## What needs to be done
Your reply should consist of one number: how many lines below contain "confidence".

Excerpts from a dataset
....................

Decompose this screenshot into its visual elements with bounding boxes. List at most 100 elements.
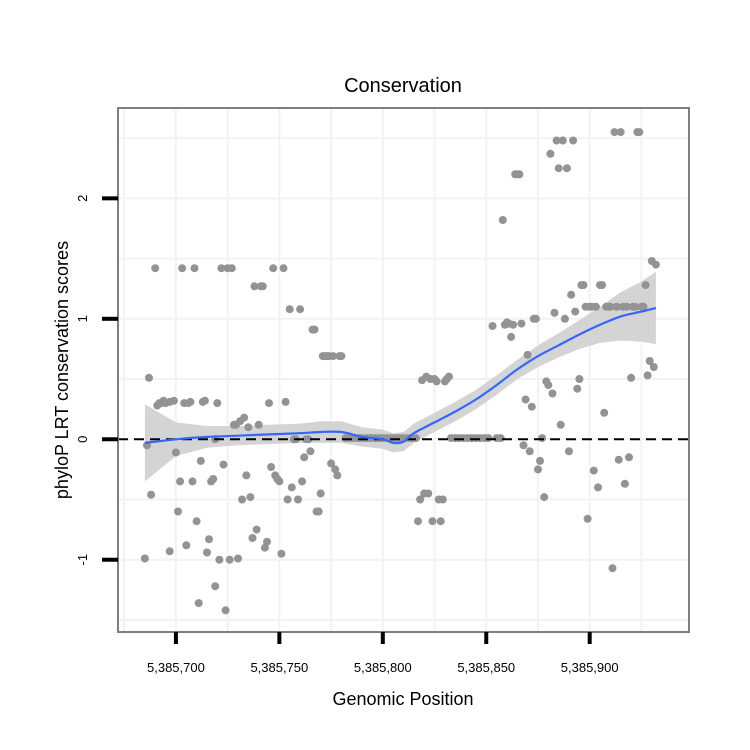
data-point xyxy=(221,606,230,615)
data-point xyxy=(277,549,286,558)
data-point xyxy=(267,463,276,471)
data-point xyxy=(151,264,160,273)
data-point xyxy=(217,264,226,273)
data-point xyxy=(560,314,569,323)
data-point xyxy=(203,548,211,557)
data-point xyxy=(546,149,555,158)
data-point xyxy=(200,396,209,405)
data-point xyxy=(651,260,660,269)
data-point xyxy=(178,264,187,273)
data-point xyxy=(275,477,284,486)
data-point xyxy=(411,434,420,443)
y-tick-label: 0 xyxy=(75,436,90,443)
data-point xyxy=(234,554,242,563)
x-tick-label: 5,385,850 xyxy=(457,660,515,675)
data-point xyxy=(269,264,278,273)
data-point xyxy=(521,395,530,404)
data-point xyxy=(414,517,422,526)
data-point xyxy=(260,543,269,552)
data-point xyxy=(589,466,598,475)
data-point xyxy=(304,435,313,444)
data-point xyxy=(614,455,623,464)
data-point xyxy=(558,136,567,145)
confidence-ribbon xyxy=(144,271,656,482)
data-point xyxy=(594,483,602,492)
data-point xyxy=(509,320,518,329)
data-point xyxy=(283,495,292,504)
data-point xyxy=(562,164,571,173)
data-point xyxy=(635,128,644,137)
data-point xyxy=(176,477,185,486)
data-point xyxy=(579,281,588,290)
data-point xyxy=(327,459,336,468)
data-point xyxy=(641,281,650,290)
data-point xyxy=(219,460,228,469)
data-point xyxy=(571,307,580,316)
data-point xyxy=(287,483,296,492)
data-point xyxy=(639,302,648,311)
data-point xyxy=(209,475,218,483)
y-axis: -1 0 1 2 xyxy=(75,195,118,565)
data-point xyxy=(552,136,561,145)
data-point xyxy=(484,434,493,443)
data-point xyxy=(252,525,261,534)
data-point xyxy=(310,325,319,334)
data-point xyxy=(333,471,342,480)
data-point xyxy=(523,350,532,359)
x-axis: 5,385,700 5,385,750 5,385,800 5,385,850 5,38… xyxy=(147,632,619,675)
data-point xyxy=(436,517,445,526)
data-point xyxy=(631,302,640,311)
data-point xyxy=(445,372,453,381)
data-point xyxy=(182,541,191,550)
data-point xyxy=(296,305,305,314)
data-point xyxy=(258,282,267,291)
data-point xyxy=(213,399,222,408)
data-point xyxy=(556,420,565,429)
data-point xyxy=(331,465,340,474)
data-point xyxy=(498,216,507,224)
data-point xyxy=(527,402,536,411)
data-point xyxy=(211,582,220,591)
smooth-fit-line xyxy=(144,306,657,445)
confidence-ribbon-layer xyxy=(144,271,656,482)
data-point xyxy=(254,420,263,429)
data-point xyxy=(205,535,213,544)
data-point xyxy=(554,164,563,173)
y-tick-label: 1 xyxy=(75,315,90,322)
data-point xyxy=(627,373,636,382)
data-point xyxy=(606,302,615,311)
data-point xyxy=(538,434,547,443)
smooth-line-layer xyxy=(144,306,657,445)
x-axis-title: Genomic Position xyxy=(332,689,473,709)
data-point xyxy=(534,465,542,474)
data-point xyxy=(600,408,609,417)
data-point xyxy=(246,493,255,502)
data-point xyxy=(316,489,325,498)
data-point xyxy=(531,314,540,323)
x-tick-label: 5,385,900 xyxy=(561,660,619,675)
data-point xyxy=(517,319,526,328)
data-point xyxy=(196,456,205,465)
data-point xyxy=(424,489,433,498)
data-point xyxy=(186,397,195,406)
x-tick-label: 5,385,700 xyxy=(147,660,205,675)
data-point xyxy=(428,517,437,526)
data-point xyxy=(145,373,153,382)
data-point xyxy=(573,384,582,393)
data-point xyxy=(250,282,259,291)
data-point xyxy=(569,136,578,145)
data-point xyxy=(240,413,249,422)
data-point xyxy=(540,493,549,502)
data-point xyxy=(244,423,253,432)
data-point xyxy=(438,495,447,504)
data-point xyxy=(265,399,273,408)
data-point xyxy=(496,434,505,443)
data-point xyxy=(188,477,197,486)
panel-border-layer xyxy=(117,107,690,633)
data-point xyxy=(565,447,573,456)
data-point xyxy=(416,495,425,504)
data-point xyxy=(294,495,302,504)
data-point xyxy=(608,564,617,573)
data-point xyxy=(643,371,652,380)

....................

## Output
2